CHALLENGE — Please write out the material below exactly as given.

DATA FOR THIS TASK —
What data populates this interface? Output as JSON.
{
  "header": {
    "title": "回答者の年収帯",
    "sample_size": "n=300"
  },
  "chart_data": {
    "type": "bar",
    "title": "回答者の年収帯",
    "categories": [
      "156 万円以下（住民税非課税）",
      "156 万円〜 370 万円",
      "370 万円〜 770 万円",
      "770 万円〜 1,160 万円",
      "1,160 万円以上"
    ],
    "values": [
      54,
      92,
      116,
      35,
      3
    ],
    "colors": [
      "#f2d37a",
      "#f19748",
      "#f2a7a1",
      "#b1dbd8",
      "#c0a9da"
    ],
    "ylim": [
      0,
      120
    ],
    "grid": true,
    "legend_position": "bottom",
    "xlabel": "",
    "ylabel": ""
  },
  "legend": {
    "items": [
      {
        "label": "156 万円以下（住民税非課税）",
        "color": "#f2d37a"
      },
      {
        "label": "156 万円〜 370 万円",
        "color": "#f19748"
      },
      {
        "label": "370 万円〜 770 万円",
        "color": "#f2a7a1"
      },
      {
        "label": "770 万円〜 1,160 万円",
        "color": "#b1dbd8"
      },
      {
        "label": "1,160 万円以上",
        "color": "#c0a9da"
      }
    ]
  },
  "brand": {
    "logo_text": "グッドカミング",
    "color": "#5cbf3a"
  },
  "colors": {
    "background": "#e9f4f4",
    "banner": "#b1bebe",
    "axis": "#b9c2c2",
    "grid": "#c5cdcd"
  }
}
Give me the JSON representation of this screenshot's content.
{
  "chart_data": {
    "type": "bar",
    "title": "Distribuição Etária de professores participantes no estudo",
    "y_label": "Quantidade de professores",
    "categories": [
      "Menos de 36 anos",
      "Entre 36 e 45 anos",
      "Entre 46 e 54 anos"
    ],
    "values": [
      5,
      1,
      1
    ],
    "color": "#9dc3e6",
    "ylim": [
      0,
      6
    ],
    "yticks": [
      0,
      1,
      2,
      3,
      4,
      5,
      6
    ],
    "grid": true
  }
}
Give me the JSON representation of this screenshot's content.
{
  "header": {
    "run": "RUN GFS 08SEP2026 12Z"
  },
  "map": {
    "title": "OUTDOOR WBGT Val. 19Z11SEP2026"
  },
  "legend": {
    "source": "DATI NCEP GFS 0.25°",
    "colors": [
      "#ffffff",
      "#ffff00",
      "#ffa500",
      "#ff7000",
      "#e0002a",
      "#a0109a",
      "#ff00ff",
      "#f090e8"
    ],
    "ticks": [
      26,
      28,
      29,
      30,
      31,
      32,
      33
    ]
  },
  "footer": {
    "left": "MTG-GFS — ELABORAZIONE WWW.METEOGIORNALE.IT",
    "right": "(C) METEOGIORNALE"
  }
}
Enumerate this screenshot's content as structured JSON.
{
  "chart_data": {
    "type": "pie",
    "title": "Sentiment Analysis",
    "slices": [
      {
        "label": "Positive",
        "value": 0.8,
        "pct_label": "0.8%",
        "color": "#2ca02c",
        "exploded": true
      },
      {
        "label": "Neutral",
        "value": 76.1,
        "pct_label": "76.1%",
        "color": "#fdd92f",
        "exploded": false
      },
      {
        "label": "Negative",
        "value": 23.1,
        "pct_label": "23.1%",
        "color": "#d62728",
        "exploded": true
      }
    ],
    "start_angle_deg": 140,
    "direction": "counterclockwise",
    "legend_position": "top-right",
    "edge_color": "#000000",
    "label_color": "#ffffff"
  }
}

THE RESPONSE —
What data populates this interface? Output as JSON.
{
  "header": {
    "title": "回答者の年収帯",
    "sample_size": "n=300"
  },
  "chart_data": {
    "type": "bar",
    "title": "回答者の年収帯",
    "categories": [
      "156 万円以下（住民税非課税）",
      "156 万円〜 370 万円",
      "370 万円〜 770 万円",
      "770 万円〜 1,160 万円",
      "1,160 万円以上"
    ],
    "values": [
      54,
      92,
      116,
      35,
      3
    ],
    "colors": [
      "#f2d37a",
      "#f19748",
      "#f2a7a1",
      "#b1dbd8",
      "#c0a9da"
    ],
    "ylim": [
      0,
      120
    ],
    "grid": true,
    "legend_position": "bottom",
    "xlabel": "",
    "ylabel": ""
  },
  "legend": {
    "items": [
      {
        "label": "156 万円以下（住民税非課税）",
        "color": "#f2d37a"
      },
      {
        "label": "156 万円〜 370 万円",
        "color": "#f19748"
      },
      {
        "label": "370 万円〜 770 万円",
        "color": "#f2a7a1"
      },
      {
        "label": "770 万円〜 1,160 万円",
        "color": "#b1dbd8"
      },
      {
        "label": "1,160 万円以上",
        "color": "#c0a9da"
      }
    ]
  },
  "brand": {
    "logo_text": "グッドカミング",
    "color": "#5cbf3a"
  },
  "colors": {
    "background": "#e9f4f4",
    "banner": "#b1bebe",
    "axis": "#b9c2c2",
    "grid": "#c5cdcd"
  }
}
Give me the JSON representation of this screenshot's content.
{
  "chart_data": {
    "type": "bar",
    "title": "Distribuição Etária de professores participantes no estudo",
    "y_label": "Quantidade de professores",
    "categories": [
      "Menos de 36 anos",
      "Entre 36 e 45 anos",
      "Entre 46 e 54 anos"
    ],
    "values": [
      5,
      1,
      1
    ],
    "color": "#9dc3e6",
    "ylim": [
      0,
      6
    ],
    "yticks": [
      0,
      1,
      2,
      3,
      4,
      5,
      6
    ],
    "grid": true
  }
}
Give me the JSON representation of this screenshot's content.
{
  "header": {
    "run": "RUN GFS 08SEP2026 12Z"
  },
  "map": {
    "title": "OUTDOOR WBGT Val. 19Z11SEP2026"
  },
  "legend": {
    "source": "DATI NCEP GFS 0.25°",
    "colors": [
      "#ffffff",
      "#ffff00",
      "#ffa500",
      "#ff7000",
      "#e0002a",
      "#a0109a",
      "#ff00ff",
      "#f090e8"
    ],
    "ticks": [
      26,
      28,
      29,
      30,
      31,
      32,
      33
    ]
  },
  "footer": {
    "left": "MTG-GFS — ELABORAZIONE WWW.METEOGIORNALE.IT",
    "right": "(C) METEOGIORNALE"
  }
}
Enumerate this screenshot's content as structured JSON.
{
  "chart_data": {
    "type": "pie",
    "title": "Sentiment Analysis",
    "slices": [
      {
        "label": "Positive",
        "value": 0.8,
        "pct_label": "0.8%",
        "color": "#2ca02c",
        "exploded": true
      },
      {
        "label": "Neutral",
        "value": 76.1,
        "pct_label": "76.1%",
        "color": "#fdd92f",
        "exploded": false
      },
      {
        "label": "Negative",
        "value": 23.1,
        "pct_label": "23.1%",
        "color": "#d62728",
        "exploded": true
      }
    ],
    "start_angle_deg": 140,
    "direction": "counterclockwise",
    "legend_position": "top-right",
    "edge_color": "#000000",
    "label_color": "#ffffff"
  }
}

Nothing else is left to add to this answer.